Transcript entries for document pages
---+---

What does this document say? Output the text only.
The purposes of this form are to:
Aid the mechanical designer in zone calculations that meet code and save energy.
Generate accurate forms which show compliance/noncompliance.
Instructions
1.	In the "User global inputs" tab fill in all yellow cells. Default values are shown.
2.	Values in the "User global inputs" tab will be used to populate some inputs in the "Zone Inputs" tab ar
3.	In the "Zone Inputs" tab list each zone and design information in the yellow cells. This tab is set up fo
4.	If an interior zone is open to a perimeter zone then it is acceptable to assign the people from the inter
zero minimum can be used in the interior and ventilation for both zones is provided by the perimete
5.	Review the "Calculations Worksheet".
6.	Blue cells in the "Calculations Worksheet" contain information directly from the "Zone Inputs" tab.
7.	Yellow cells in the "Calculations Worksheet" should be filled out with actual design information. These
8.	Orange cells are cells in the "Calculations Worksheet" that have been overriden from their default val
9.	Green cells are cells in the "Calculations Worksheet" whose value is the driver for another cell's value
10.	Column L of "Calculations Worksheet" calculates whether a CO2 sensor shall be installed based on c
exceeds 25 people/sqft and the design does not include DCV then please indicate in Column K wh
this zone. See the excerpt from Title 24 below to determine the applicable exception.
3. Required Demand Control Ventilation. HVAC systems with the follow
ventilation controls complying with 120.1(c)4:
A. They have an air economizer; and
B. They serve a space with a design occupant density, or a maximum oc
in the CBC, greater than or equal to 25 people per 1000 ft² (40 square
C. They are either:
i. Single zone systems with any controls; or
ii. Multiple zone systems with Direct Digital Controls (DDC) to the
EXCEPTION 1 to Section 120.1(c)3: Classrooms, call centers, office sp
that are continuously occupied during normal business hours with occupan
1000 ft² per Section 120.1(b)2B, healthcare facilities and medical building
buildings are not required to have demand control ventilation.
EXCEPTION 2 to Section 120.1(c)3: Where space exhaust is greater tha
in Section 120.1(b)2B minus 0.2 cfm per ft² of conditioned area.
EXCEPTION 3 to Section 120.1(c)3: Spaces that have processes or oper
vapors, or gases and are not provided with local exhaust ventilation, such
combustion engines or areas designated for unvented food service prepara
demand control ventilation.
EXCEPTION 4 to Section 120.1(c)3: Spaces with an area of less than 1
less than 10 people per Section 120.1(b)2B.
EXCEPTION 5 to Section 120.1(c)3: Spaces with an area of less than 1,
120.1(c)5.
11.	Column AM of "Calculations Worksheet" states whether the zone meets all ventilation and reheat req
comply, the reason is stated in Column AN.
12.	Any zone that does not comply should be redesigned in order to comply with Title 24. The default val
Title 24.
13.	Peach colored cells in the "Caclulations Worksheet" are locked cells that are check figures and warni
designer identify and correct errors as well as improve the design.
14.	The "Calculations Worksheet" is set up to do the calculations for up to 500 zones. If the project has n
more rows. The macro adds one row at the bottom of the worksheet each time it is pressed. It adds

---+---

## Task
A copy of each line in the data above that holds the string "Spaces" is needed.

## Response
EXCEPTION 3 to Section 120.1(c)3: Spaces that have processes or oper
EXCEPTION 4 to Section 120.1(c)3: Spaces with an area of less than 1
EXCEPTION 5 to Section 120.1(c)3: Spaces with an area of less than 1,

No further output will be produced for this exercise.